──────── TASK DATA
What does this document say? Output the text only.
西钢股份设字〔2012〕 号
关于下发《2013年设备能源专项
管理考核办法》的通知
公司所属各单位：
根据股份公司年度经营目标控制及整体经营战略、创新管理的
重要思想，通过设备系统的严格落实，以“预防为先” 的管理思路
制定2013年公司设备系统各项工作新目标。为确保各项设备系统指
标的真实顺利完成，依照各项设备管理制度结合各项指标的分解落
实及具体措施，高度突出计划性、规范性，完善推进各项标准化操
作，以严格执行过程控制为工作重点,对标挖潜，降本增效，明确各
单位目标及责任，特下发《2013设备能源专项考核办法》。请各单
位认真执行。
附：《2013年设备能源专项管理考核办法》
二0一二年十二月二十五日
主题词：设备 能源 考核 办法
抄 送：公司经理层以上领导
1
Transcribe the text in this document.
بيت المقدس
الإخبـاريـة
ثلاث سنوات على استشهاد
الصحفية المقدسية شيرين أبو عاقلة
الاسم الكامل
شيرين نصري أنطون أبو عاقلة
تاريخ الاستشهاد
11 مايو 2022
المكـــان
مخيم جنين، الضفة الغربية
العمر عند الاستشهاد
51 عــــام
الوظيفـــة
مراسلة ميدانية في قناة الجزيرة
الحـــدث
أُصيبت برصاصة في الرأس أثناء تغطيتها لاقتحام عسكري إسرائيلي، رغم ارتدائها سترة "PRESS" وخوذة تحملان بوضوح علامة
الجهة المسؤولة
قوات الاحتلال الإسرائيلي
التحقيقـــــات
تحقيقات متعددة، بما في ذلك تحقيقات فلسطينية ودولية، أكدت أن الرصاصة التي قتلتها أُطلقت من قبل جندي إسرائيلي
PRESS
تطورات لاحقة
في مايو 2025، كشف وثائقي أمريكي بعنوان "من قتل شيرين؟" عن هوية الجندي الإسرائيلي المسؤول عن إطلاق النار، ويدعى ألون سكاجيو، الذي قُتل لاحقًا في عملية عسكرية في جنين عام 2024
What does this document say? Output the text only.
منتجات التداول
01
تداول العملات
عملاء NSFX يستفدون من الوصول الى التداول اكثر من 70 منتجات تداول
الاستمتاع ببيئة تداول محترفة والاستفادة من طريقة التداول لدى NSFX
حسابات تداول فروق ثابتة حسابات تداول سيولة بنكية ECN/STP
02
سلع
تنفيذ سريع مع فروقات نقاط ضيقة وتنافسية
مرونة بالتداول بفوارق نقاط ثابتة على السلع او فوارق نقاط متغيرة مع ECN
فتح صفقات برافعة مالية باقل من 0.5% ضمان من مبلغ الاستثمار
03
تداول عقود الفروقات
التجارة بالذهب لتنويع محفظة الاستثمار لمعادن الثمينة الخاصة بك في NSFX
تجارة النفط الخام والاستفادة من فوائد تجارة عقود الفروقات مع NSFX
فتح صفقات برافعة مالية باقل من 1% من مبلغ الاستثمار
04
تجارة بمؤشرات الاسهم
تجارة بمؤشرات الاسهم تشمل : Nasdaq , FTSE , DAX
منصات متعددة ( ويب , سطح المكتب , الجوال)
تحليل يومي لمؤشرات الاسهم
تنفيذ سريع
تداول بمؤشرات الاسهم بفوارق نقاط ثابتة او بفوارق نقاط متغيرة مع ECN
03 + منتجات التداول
────────────────
**STATED EXERCISE**
Copy each line that holds the word "تنفيذ".

**SOLUTION**
تنفيذ سريع مع فروقات نقاط ضيقة وتنافسية
تنفيذ سريع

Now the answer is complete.